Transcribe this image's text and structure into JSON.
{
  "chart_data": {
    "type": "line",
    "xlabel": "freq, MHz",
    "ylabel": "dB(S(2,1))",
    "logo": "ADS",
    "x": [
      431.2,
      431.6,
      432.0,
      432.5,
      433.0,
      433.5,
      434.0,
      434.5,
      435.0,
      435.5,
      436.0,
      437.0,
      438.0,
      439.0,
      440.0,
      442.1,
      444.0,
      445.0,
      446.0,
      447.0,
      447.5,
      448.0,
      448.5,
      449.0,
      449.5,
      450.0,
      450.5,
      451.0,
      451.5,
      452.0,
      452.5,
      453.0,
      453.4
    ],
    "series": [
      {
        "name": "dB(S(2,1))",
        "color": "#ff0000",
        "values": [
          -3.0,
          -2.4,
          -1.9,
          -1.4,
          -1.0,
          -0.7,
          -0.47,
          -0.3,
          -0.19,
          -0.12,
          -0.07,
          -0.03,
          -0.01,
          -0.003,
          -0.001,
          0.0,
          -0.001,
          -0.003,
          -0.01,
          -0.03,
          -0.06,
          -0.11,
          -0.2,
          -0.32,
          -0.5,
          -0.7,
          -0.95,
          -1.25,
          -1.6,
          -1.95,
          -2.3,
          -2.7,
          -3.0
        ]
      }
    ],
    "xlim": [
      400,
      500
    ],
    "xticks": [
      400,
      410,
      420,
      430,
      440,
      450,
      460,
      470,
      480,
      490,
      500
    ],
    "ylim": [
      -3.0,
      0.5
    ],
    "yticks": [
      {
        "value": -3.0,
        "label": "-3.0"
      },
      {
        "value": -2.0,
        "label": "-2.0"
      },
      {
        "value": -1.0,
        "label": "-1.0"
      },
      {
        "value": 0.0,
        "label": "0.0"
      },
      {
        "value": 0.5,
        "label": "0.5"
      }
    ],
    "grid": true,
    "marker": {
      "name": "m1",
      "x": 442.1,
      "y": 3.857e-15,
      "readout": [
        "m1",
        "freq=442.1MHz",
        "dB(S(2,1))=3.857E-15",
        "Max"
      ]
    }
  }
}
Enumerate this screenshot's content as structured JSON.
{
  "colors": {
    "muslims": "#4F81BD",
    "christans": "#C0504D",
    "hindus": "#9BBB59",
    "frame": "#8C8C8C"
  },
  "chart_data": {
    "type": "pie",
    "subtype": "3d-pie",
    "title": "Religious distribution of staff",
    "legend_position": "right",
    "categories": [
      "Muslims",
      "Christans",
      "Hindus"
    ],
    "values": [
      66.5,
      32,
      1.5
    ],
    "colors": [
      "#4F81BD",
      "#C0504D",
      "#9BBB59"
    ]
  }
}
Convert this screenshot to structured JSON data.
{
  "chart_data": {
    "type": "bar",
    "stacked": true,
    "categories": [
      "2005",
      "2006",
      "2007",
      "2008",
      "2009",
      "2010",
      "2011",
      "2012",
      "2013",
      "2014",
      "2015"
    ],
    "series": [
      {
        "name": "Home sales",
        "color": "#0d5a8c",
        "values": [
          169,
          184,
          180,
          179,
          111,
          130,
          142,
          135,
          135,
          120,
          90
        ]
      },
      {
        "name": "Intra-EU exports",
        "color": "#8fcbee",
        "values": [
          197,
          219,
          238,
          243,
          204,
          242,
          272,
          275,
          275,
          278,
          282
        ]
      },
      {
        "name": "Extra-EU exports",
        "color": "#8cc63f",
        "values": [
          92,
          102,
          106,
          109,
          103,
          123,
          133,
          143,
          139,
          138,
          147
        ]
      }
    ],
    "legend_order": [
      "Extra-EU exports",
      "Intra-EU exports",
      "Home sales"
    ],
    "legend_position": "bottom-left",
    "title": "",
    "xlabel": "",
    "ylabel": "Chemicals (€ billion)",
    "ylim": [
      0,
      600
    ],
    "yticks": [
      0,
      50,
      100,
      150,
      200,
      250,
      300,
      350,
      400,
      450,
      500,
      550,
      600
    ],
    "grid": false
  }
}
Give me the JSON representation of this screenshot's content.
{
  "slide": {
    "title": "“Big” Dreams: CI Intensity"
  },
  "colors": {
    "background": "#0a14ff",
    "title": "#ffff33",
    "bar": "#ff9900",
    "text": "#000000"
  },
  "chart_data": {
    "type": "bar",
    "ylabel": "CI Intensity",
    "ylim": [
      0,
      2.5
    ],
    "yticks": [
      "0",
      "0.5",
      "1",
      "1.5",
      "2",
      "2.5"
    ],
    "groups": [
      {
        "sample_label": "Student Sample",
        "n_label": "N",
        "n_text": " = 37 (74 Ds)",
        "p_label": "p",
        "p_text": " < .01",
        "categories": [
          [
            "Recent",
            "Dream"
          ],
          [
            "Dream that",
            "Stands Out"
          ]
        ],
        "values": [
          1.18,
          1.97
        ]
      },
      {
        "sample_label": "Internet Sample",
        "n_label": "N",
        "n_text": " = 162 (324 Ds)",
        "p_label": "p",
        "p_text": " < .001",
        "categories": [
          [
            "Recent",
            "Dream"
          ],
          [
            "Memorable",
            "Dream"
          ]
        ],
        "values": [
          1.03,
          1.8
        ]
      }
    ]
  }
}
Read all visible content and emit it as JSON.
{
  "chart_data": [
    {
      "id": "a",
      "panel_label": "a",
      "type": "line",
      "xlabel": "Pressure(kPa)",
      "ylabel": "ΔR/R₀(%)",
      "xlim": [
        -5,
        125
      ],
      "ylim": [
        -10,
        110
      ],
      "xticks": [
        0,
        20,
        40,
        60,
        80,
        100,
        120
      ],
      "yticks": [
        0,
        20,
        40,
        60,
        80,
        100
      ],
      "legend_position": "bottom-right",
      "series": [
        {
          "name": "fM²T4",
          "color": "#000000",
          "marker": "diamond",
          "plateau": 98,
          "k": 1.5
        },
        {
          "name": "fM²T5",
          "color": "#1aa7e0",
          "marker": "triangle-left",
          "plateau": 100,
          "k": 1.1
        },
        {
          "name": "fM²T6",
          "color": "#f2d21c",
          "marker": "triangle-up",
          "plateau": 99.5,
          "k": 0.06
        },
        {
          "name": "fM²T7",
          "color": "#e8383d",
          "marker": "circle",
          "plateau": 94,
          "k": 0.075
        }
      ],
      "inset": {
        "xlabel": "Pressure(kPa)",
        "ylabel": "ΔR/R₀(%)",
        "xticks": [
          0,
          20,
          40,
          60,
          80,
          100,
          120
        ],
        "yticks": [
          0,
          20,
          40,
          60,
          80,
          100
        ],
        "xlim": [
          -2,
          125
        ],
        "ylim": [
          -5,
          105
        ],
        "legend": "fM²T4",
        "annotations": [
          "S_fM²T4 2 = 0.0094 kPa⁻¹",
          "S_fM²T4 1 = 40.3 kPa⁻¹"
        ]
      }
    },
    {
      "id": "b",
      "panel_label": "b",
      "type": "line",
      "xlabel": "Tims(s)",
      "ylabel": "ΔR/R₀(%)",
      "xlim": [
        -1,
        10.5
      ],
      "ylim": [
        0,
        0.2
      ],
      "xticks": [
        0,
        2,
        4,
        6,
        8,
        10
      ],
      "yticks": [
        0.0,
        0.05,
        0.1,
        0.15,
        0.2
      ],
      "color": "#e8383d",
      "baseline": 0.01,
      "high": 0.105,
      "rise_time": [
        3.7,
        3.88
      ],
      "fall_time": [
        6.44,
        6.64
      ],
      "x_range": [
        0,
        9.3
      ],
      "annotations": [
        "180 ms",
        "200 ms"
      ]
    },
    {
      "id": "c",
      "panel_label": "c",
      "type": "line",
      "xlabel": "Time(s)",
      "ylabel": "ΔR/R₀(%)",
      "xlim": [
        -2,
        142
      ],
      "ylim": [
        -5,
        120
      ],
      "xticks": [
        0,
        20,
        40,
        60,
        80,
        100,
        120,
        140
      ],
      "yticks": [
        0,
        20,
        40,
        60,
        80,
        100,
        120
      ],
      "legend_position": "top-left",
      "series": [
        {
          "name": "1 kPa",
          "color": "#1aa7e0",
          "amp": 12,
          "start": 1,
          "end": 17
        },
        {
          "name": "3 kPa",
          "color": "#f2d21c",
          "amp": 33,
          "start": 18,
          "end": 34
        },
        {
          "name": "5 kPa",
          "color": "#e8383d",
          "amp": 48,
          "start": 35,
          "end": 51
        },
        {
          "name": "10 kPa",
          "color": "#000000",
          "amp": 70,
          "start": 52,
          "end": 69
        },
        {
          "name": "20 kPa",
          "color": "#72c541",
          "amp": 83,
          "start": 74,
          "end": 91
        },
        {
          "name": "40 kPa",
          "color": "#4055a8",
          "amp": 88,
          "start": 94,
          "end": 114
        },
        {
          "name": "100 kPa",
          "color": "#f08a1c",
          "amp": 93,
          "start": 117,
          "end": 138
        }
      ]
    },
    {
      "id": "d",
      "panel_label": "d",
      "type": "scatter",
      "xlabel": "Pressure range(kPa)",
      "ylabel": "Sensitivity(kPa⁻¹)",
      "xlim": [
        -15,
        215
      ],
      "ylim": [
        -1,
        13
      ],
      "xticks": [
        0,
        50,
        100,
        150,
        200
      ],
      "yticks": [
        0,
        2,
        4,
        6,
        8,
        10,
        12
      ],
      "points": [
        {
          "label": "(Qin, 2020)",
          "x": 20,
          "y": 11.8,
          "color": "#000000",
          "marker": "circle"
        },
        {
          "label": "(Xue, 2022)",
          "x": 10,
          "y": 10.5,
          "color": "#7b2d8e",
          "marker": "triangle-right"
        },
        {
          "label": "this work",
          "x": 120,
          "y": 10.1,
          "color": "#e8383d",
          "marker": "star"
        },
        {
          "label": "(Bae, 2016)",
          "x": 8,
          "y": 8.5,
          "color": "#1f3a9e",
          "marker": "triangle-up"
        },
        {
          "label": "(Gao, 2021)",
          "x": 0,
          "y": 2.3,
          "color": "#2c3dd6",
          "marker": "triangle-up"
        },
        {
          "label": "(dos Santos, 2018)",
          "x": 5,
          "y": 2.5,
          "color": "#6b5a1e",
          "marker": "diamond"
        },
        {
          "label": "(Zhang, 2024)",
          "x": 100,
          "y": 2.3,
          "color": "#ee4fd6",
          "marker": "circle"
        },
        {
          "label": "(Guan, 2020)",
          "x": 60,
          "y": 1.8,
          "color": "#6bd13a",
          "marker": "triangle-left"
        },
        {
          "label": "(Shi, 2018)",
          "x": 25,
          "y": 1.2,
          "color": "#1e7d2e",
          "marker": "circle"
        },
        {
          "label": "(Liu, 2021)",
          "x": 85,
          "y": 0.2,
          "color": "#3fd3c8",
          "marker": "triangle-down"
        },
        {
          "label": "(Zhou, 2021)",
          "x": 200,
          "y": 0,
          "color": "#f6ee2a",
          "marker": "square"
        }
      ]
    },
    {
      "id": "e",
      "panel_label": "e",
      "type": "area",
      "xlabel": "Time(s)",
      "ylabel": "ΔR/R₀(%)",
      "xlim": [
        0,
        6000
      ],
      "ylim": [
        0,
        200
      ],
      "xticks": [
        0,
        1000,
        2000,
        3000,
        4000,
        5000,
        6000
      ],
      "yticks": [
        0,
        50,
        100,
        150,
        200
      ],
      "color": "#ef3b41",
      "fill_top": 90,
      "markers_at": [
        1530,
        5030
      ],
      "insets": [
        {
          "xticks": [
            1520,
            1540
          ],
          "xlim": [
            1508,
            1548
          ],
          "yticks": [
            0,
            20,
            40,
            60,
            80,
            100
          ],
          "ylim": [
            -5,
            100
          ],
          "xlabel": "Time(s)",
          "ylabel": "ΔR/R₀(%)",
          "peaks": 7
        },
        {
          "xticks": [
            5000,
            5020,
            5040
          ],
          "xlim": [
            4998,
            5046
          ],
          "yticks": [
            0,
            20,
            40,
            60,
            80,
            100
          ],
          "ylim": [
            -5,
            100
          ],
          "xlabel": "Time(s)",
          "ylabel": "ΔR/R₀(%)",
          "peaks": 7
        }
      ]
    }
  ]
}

▶ [Aim]:
Find the lines containing "Intra" and list every one of them.

▶ [Problem solution]:
        "name": "Intra-EU exports",
      "Intra-EU exports",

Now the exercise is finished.